The records -

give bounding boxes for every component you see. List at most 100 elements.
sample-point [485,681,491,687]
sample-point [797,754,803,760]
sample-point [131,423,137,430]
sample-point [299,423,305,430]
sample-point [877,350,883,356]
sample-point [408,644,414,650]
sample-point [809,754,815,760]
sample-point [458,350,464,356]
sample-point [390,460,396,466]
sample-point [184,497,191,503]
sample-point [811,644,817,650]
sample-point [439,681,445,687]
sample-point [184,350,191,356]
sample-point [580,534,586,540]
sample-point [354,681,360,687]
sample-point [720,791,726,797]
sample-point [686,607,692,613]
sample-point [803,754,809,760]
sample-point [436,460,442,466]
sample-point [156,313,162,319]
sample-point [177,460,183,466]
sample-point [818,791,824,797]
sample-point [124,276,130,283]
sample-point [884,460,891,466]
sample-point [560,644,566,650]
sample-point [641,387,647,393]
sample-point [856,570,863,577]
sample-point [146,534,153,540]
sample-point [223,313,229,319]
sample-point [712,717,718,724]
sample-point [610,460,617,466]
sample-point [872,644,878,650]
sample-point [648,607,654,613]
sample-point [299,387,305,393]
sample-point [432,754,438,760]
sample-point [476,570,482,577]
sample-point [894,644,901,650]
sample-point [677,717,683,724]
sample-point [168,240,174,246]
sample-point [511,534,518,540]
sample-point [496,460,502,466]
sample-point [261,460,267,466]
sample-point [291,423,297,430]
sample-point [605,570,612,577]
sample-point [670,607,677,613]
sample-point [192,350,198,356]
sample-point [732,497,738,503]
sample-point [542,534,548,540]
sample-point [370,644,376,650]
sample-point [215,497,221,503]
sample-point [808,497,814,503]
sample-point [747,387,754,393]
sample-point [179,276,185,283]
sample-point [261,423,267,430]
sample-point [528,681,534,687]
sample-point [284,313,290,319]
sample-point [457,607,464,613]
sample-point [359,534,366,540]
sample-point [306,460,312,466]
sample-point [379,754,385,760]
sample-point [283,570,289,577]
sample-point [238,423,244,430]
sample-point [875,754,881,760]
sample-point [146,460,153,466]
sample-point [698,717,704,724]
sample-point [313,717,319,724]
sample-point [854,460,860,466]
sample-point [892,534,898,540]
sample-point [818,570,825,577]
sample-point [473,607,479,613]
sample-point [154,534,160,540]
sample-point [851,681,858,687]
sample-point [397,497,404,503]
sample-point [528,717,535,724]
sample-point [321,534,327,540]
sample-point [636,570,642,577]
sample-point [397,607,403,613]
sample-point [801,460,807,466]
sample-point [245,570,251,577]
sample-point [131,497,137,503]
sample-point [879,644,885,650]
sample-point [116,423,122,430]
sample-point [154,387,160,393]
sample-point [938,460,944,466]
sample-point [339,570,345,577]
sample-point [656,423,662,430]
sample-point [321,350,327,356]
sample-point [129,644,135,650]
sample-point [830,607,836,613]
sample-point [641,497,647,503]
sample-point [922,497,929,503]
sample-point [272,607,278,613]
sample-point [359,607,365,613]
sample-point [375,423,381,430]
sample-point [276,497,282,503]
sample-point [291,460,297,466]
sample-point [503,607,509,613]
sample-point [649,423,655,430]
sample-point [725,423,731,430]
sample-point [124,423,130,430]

Objective - Copy out all the lines above, switching each "sample-point" to "data-point". Keep everything else the same.

Result of the task -
give bounding boxes for every component you see. List at most 100 elements.
data-point [485,681,491,687]
data-point [797,754,803,760]
data-point [131,423,137,430]
data-point [299,423,305,430]
data-point [877,350,883,356]
data-point [408,644,414,650]
data-point [809,754,815,760]
data-point [458,350,464,356]
data-point [390,460,396,466]
data-point [184,497,191,503]
data-point [811,644,817,650]
data-point [439,681,445,687]
data-point [184,350,191,356]
data-point [580,534,586,540]
data-point [354,681,360,687]
data-point [720,791,726,797]
data-point [686,607,692,613]
data-point [803,754,809,760]
data-point [436,460,442,466]
data-point [156,313,162,319]
data-point [177,460,183,466]
data-point [818,791,824,797]
data-point [124,276,130,283]
data-point [884,460,891,466]
data-point [560,644,566,650]
data-point [641,387,647,393]
data-point [856,570,863,577]
data-point [146,534,153,540]
data-point [223,313,229,319]
data-point [712,717,718,724]
data-point [610,460,617,466]
data-point [872,644,878,650]
data-point [648,607,654,613]
data-point [299,387,305,393]
data-point [432,754,438,760]
data-point [476,570,482,577]
data-point [894,644,901,650]
data-point [677,717,683,724]
data-point [168,240,174,246]
data-point [511,534,518,540]
data-point [496,460,502,466]
data-point [261,460,267,466]
data-point [291,423,297,430]
data-point [605,570,612,577]
data-point [670,607,677,613]
data-point [192,350,198,356]
data-point [732,497,738,503]
data-point [542,534,548,540]
data-point [370,644,376,650]
data-point [215,497,221,503]
data-point [808,497,814,503]
data-point [747,387,754,393]
data-point [179,276,185,283]
data-point [261,423,267,430]
data-point [528,681,534,687]
data-point [284,313,290,319]
data-point [457,607,464,613]
data-point [359,534,366,540]
data-point [306,460,312,466]
data-point [379,754,385,760]
data-point [283,570,289,577]
data-point [238,423,244,430]
data-point [875,754,881,760]
data-point [146,460,153,466]
data-point [698,717,704,724]
data-point [313,717,319,724]
data-point [854,460,860,466]
data-point [892,534,898,540]
data-point [818,570,825,577]
data-point [473,607,479,613]
data-point [154,534,160,540]
data-point [851,681,858,687]
data-point [397,497,404,503]
data-point [528,717,535,724]
data-point [321,534,327,540]
data-point [636,570,642,577]
data-point [397,607,403,613]
data-point [801,460,807,466]
data-point [245,570,251,577]
data-point [131,497,137,503]
data-point [879,644,885,650]
data-point [116,423,122,430]
data-point [154,387,160,393]
data-point [938,460,944,466]
data-point [339,570,345,577]
data-point [656,423,662,430]
data-point [321,350,327,356]
data-point [129,644,135,650]
data-point [830,607,836,613]
data-point [641,497,647,503]
data-point [922,497,929,503]
data-point [272,607,278,613]
data-point [359,607,365,613]
data-point [375,423,381,430]
data-point [276,497,282,503]
data-point [291,460,297,466]
data-point [503,607,509,613]
data-point [649,423,655,430]
data-point [725,423,731,430]
data-point [124,423,130,430]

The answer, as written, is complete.